## start

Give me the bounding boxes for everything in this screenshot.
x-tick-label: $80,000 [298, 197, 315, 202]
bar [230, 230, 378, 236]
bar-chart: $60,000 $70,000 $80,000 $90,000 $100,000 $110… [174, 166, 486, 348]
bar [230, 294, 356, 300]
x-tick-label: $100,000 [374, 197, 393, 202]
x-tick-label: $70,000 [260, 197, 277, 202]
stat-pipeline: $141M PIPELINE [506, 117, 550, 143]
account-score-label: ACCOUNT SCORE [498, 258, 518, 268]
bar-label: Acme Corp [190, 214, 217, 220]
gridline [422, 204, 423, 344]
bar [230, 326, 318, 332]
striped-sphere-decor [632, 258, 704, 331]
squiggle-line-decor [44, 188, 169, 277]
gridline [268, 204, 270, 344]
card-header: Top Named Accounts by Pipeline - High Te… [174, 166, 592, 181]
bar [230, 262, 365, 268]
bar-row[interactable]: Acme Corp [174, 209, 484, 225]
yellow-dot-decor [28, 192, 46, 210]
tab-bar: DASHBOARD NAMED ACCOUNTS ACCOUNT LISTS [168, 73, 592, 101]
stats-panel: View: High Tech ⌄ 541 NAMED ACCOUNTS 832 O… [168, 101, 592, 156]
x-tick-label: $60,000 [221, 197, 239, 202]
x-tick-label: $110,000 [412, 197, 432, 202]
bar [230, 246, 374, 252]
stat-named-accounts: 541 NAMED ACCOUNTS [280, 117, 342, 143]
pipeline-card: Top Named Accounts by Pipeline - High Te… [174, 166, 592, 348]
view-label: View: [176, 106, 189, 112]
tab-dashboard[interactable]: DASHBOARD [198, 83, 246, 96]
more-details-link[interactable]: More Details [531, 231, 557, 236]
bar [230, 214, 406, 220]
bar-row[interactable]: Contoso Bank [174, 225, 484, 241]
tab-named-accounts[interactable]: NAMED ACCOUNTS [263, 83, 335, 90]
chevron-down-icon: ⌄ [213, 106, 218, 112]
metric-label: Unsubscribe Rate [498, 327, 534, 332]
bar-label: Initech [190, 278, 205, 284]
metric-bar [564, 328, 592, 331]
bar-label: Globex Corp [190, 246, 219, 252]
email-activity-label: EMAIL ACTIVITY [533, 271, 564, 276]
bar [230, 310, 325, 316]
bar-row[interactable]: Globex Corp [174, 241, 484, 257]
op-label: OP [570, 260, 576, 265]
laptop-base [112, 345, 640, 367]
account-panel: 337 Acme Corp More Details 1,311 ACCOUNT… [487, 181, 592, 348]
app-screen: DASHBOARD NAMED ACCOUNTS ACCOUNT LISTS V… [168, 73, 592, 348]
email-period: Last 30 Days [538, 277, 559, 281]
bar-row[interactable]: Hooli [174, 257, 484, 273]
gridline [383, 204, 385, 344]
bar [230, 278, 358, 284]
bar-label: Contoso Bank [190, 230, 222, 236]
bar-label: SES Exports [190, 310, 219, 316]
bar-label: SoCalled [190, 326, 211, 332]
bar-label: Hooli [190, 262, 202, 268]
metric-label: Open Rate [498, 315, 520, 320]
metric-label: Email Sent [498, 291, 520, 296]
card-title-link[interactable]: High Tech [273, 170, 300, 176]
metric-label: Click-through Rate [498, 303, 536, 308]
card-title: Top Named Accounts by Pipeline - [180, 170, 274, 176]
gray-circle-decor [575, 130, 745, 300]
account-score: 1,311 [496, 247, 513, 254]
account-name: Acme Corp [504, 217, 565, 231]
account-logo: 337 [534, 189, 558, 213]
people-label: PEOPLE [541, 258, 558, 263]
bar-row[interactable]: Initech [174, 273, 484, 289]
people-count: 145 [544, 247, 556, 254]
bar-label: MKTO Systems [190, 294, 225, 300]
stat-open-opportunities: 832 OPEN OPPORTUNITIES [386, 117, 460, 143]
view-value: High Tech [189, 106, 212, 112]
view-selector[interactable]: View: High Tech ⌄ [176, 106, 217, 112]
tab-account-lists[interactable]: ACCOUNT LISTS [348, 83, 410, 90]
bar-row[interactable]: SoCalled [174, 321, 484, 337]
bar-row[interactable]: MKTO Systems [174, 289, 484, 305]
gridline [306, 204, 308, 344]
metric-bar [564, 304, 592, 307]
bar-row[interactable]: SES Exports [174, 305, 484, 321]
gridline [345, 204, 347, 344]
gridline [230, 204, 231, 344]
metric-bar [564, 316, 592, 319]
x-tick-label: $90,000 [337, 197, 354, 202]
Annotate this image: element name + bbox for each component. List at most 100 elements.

## end

**WHAT YOU HAVE TO DO:** Copy out every one of the rows above word for word, keeping each line as it appears.

**EXERCISE OUTPUT:**
Give me the bounding boxes for everything in this screenshot.
x-tick-label: $80,000 [298, 197, 315, 202]
bar [230, 230, 378, 236]
bar-chart: $60,000 $70,000 $80,000 $90,000 $100,000 $110… [174, 166, 486, 348]
bar [230, 294, 356, 300]
x-tick-label: $100,000 [374, 197, 393, 202]
x-tick-label: $70,000 [260, 197, 277, 202]
stat-pipeline: $141M PIPELINE [506, 117, 550, 143]
account-score-label: ACCOUNT SCORE [498, 258, 518, 268]
bar-label: Acme Corp [190, 214, 217, 220]
gridline [422, 204, 423, 344]
bar [230, 326, 318, 332]
striped-sphere-decor [632, 258, 704, 331]
squiggle-line-decor [44, 188, 169, 277]
gridline [268, 204, 270, 344]
card-header: Top Named Accounts by Pipeline - High Te… [174, 166, 592, 181]
bar [230, 262, 365, 268]
bar-row[interactable]: Acme Corp [174, 209, 484, 225]
yellow-dot-decor [28, 192, 46, 210]
tab-bar: DASHBOARD NAMED ACCOUNTS ACCOUNT LISTS [168, 73, 592, 101]
stats-panel: View: High Tech ⌄ 541 NAMED ACCOUNTS 832 O… [168, 101, 592, 156]
x-tick-label: $60,000 [221, 197, 239, 202]
x-tick-label: $110,000 [412, 197, 432, 202]
bar [230, 246, 374, 252]
stat-named-accounts: 541 NAMED ACCOUNTS [280, 117, 342, 143]
pipeline-card: Top Named Accounts by Pipeline - High Te… [174, 166, 592, 348]
view-label: View: [176, 106, 189, 112]
tab-dashboard[interactable]: DASHBOARD [198, 83, 246, 96]
more-details-link[interactable]: More Details [531, 231, 557, 236]
bar [230, 214, 406, 220]
bar-row[interactable]: Contoso Bank [174, 225, 484, 241]
tab-named-accounts[interactable]: NAMED ACCOUNTS [263, 83, 335, 90]
chevron-down-icon: ⌄ [213, 106, 218, 112]
metric-label: Unsubscribe Rate [498, 327, 534, 332]
bar-label: Initech [190, 278, 205, 284]
metric-bar [564, 328, 592, 331]
bar-label: Globex Corp [190, 246, 219, 252]
email-activity-label: EMAIL ACTIVITY [533, 271, 564, 276]
bar [230, 310, 325, 316]
bar-row[interactable]: Globex Corp [174, 241, 484, 257]
op-label: OP [570, 260, 576, 265]
laptop-base [112, 345, 640, 367]
account-panel: 337 Acme Corp More Details 1,311 ACCOUNT… [487, 181, 592, 348]
app-screen: DASHBOARD NAMED ACCOUNTS ACCOUNT LISTS V… [168, 73, 592, 348]
email-period: Last 30 Days [538, 277, 559, 281]
bar-row[interactable]: Hooli [174, 257, 484, 273]
gridline [383, 204, 385, 344]
bar [230, 278, 358, 284]
bar-label: Contoso Bank [190, 230, 222, 236]
bar-label: SES Exports [190, 310, 219, 316]
bar-label: SoCalled [190, 326, 211, 332]
bar-label: Hooli [190, 262, 202, 268]
metric-label: Open Rate [498, 315, 520, 320]
metric-label: Email Sent [498, 291, 520, 296]
card-title-link[interactable]: High Tech [273, 170, 300, 176]
metric-label: Click-through Rate [498, 303, 536, 308]
card-title: Top Named Accounts by Pipeline - [180, 170, 274, 176]
gray-circle-decor [575, 130, 745, 300]
account-score: 1,311 [496, 247, 513, 254]
account-name: Acme Corp [504, 217, 565, 231]
account-logo: 337 [534, 189, 558, 213]
people-label: PEOPLE [541, 258, 558, 263]
bar-row[interactable]: Initech [174, 273, 484, 289]
people-count: 145 [544, 247, 556, 254]
bar-label: MKTO Systems [190, 294, 225, 300]
stat-open-opportunities: 832 OPEN OPPORTUNITIES [386, 117, 460, 143]
view-value: High Tech [189, 106, 212, 112]
view-selector[interactable]: View: High Tech ⌄ [176, 106, 217, 112]
tab-account-lists[interactable]: ACCOUNT LISTS [348, 83, 410, 90]
bar-row[interactable]: SoCalled [174, 321, 484, 337]
bar-row[interactable]: MKTO Systems [174, 289, 484, 305]
gridline [306, 204, 308, 344]
metric-bar [564, 304, 592, 307]
bar-row[interactable]: SES Exports [174, 305, 484, 321]
gridline [345, 204, 347, 344]
gridline [230, 204, 231, 344]
metric-bar [564, 316, 592, 319]
x-tick-label: $90,000 [337, 197, 354, 202]
Annotate this image: element name + bbox for each component. List at most 100 elements.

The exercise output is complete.